- [The problem]
Reproduce the biographical text on Roxana Moslehi in full, word for word.

- [Text shown]
————

Roxana Moslehi is an Iranian-born genetic epidemiologist.

Most of her research is dedicated to the study of cancer and cancer precursors.  Born in Iran and raised in Iran and Canada, she is currently an associate professor in Epidemiology and Biostatistics at the University at Albany, State University of New York (SUNY), where she has been teaching multiple courses, including those she developed in genetic and molecular epidemiology. Through her research she has been contributing to the understanding of hereditary causes of diseases as well as the influence of gene-environment interactions on the risk of developing disease.

Education
Roxana received her B.Sc. with honors, M.Sc. and Ph.D. degrees from the University of British Columbia (UBC) in Vancouver, Canada. Following her Ph.D. under the mentorship of Drs. J.M. Friedman and Steven Narod, she completed a postdoctoral fellowship at the National Institutes of Health (NIH), Division of Cancer Epidemiology and Genetics (DCEG) under the supervision of Mitchell Gail. While a postdoctoral fellow at the NIH, she received an adjunct assistant professor position at George Washington University (GWU), where she co-taught a course entitled "controversies in cancer epidemiology".

Research
The overarching theme of Roxana Moslehi's research has been identification and characterization of cancer susceptibility genes. Working with Drs. Steven Narod and J.M. Friedman, her study was among the first to estimate the penetrance of BRCA1 and BRCA2 mutations for breast, ovarian and other cancers in a study of Jewish women with ovarian cancer.  Roxana expanded her studies of breast and ovarian cancer to other populations, including those in the Middle East, some understudied at the time. For example, through collaboration with physicians in Iran, Moslehi conducted studies on hereditary breast and ovarian cancer families, which led to the discovery of a novel BRCA1 mutation in the Iranian population.

————

- [Entries provided]
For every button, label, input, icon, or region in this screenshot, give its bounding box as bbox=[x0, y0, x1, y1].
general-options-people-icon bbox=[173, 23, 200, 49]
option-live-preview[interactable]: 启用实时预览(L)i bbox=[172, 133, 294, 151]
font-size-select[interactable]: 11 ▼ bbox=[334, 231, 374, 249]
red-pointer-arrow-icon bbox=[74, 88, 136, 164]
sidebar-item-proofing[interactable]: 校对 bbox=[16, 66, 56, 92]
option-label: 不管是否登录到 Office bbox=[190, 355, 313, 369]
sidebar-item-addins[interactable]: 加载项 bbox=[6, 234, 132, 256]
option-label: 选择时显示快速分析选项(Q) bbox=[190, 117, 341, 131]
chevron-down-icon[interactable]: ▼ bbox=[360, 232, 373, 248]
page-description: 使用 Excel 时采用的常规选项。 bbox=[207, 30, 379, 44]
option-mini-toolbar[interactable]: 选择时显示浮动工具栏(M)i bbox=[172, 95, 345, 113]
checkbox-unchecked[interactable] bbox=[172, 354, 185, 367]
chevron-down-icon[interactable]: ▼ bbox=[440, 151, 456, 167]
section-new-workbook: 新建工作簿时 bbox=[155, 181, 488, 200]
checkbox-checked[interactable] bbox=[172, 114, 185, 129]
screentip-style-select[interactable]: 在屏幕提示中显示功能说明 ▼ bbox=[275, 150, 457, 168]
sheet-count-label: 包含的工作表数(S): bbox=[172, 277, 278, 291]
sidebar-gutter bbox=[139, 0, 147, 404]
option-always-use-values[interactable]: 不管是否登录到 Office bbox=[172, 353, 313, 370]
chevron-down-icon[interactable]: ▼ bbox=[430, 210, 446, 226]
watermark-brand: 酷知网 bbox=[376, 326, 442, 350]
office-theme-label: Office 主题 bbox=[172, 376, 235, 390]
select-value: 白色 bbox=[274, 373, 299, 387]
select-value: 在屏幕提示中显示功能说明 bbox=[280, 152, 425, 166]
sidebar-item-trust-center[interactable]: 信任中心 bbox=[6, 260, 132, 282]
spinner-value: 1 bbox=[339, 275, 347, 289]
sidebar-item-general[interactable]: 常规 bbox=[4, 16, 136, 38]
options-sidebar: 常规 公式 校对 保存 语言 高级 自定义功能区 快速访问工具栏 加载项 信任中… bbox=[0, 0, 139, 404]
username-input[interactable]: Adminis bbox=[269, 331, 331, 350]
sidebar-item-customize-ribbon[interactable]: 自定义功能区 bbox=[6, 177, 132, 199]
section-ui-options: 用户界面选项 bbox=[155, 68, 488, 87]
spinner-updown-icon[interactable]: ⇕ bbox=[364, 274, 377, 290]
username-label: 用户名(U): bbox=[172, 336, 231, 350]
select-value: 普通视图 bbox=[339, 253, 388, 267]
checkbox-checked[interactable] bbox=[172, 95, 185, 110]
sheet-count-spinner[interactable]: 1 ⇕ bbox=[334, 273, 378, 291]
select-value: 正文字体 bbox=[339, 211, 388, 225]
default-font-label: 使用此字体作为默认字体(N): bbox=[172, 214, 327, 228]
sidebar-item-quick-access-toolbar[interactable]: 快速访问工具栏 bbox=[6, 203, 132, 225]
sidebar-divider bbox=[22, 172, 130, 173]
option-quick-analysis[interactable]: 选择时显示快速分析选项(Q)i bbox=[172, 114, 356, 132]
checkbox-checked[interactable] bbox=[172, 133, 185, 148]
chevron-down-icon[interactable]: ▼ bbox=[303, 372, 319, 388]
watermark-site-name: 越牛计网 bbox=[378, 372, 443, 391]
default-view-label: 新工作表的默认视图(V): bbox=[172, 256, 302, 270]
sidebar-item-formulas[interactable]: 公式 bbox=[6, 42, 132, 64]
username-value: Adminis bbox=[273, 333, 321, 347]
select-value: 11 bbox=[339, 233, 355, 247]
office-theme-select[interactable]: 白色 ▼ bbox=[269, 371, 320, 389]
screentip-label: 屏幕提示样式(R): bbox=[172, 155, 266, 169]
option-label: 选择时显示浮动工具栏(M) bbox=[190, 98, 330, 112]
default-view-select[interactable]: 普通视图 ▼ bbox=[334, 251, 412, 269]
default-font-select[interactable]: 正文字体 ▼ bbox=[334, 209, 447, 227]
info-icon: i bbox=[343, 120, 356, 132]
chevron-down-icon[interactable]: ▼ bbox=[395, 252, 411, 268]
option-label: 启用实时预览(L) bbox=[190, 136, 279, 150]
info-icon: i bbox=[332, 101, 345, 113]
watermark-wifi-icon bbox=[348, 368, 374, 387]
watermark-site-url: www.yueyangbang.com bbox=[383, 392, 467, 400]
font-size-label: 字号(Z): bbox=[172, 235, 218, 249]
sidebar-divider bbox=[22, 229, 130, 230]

————

- [Result]
Roxana Moslehi is an Iranian-born genetic epidemiologist.

Most of her research is dedicated to the study of cancer and cancer precursors.  Born in Iran and raised in Iran and Canada, she is currently an associate professor in Epidemiology and Biostatistics at the University at Albany, State University of New York (SUNY), where she has been teaching multiple courses, including those she developed in genetic and molecular epidemiology. Through her research she has been contributing to the understanding of hereditary causes of diseases as well as the influence of gene-environment interactions on the risk of developing disease.

Education
Roxana received her B.Sc. with honors, M.Sc. and Ph.D. degrees from the University of British Columbia (UBC) in Vancouver, Canada. Following her Ph.D. under the mentorship of Drs. J.M. Friedman and Steven Narod, she completed a postdoctoral fellowship at the National Institutes of Health (NIH), Division of Cancer Epidemiology and Genetics (DCEG) under the supervision of Mitchell Gail. While a postdoctoral fellow at the NIH, she received an adjunct assistant professor position at George Washington University (GWU), where she co-taught a course entitled "controversies in cancer epidemiology".

Research
The overarching theme of Roxana Moslehi's research has been identification and characterization of cancer susceptibility genes. Working with Drs. Steven Narod and J.M. Friedman, her study was among the first to estimate the penetrance of BRCA1 and BRCA2 mutations for breast, ovarian and other cancers in a study of Jewish women with ovarian cancer.  Roxana expanded her studies of breast and ovarian cancer to other populations, including those in the Middle East, some understudied at the time. For example, through collaboration with physicians in Iran, Moslehi conducted studies on hereditary breast and ovarian cancer families, which led to the discovery of a novel BRCA1 mutation in the Iranian population.